[Task statement]: Transcribe all of the records word for word, but omit the pictures.

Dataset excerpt
####

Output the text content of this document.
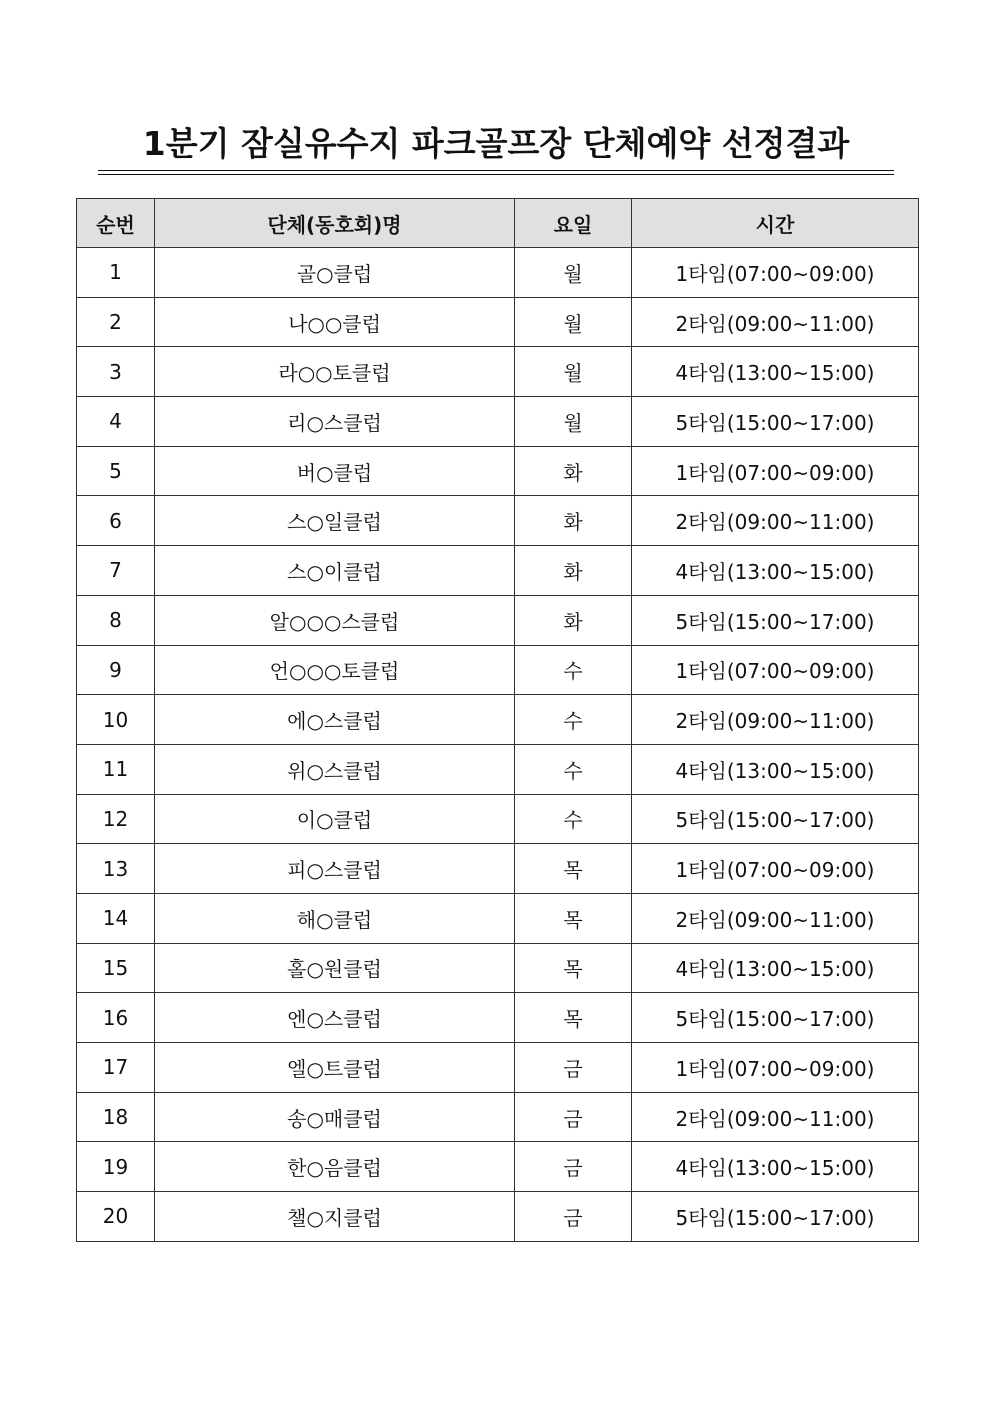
1분기 잠실유수지 파크골프장 단체예약 선정결과
순번	단체(동호회)명	요일	시간
1	골○클럽	월	1타임(07:00~09:00)
2	나○○클럽	월	2타임(09:00~11:00)
3	라○○토클럽	월	4타임(13:00~15:00)
4	리○스클럽	월	5타임(15:00~17:00)
5	버○클럽	화	1타임(07:00~09:00)
6	스○일클럽	화	2타임(09:00~11:00)
7	스○이클럽	화	4타임(13:00~15:00)
8	알○○○스클럽	화	5타임(15:00~17:00)
9	언○○○토클럽	수	1타임(07:00~09:00)
10	에○스클럽	수	2타임(09:00~11:00)
11	위○스클럽	수	4타임(13:00~15:00)
12	이○클럽	수	5타임(15:00~17:00)
13	피○스클럽	목	1타임(07:00~09:00)
14	해○클럽	목	2타임(09:00~11:00)
15	홀○원클럽	목	4타임(13:00~15:00)
16	엔○스클럽	목	5타임(15:00~17:00)
17	엘○트클럽	금	1타임(07:00~09:00)
18	송○매클럽	금	2타임(09:00~11:00)
19	한○음클럽	금	4타임(13:00~15:00)
20	챌○지클럽	금	5타임(15:00~17:00)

####

[Result of the exercise]:
Output the text content of this document.
1분기 잠실유수지 파크골프장 단체예약 선정결과
순번	단체(동호회)명	요일	시간
1	골○클럽	월	1타임(07:00~09:00)
2	나○○클럽	월	2타임(09:00~11:00)
3	라○○토클럽	월	4타임(13:00~15:00)
4	리○스클럽	월	5타임(15:00~17:00)
5	버○클럽	화	1타임(07:00~09:00)
6	스○일클럽	화	2타임(09:00~11:00)
7	스○이클럽	화	4타임(13:00~15:00)
8	알○○○스클럽	화	5타임(15:00~17:00)
9	언○○○토클럽	수	1타임(07:00~09:00)
10	에○스클럽	수	2타임(09:00~11:00)
11	위○스클럽	수	4타임(13:00~15:00)
12	이○클럽	수	5타임(15:00~17:00)
13	피○스클럽	목	1타임(07:00~09:00)
14	해○클럽	목	2타임(09:00~11:00)
15	홀○원클럽	목	4타임(13:00~15:00)
16	엔○스클럽	목	5타임(15:00~17:00)
17	엘○트클럽	금	1타임(07:00~09:00)
18	송○매클럽	금	2타임(09:00~11:00)
19	한○음클럽	금	4타임(13:00~15:00)
20	챌○지클럽	금	5타임(15:00~17:00)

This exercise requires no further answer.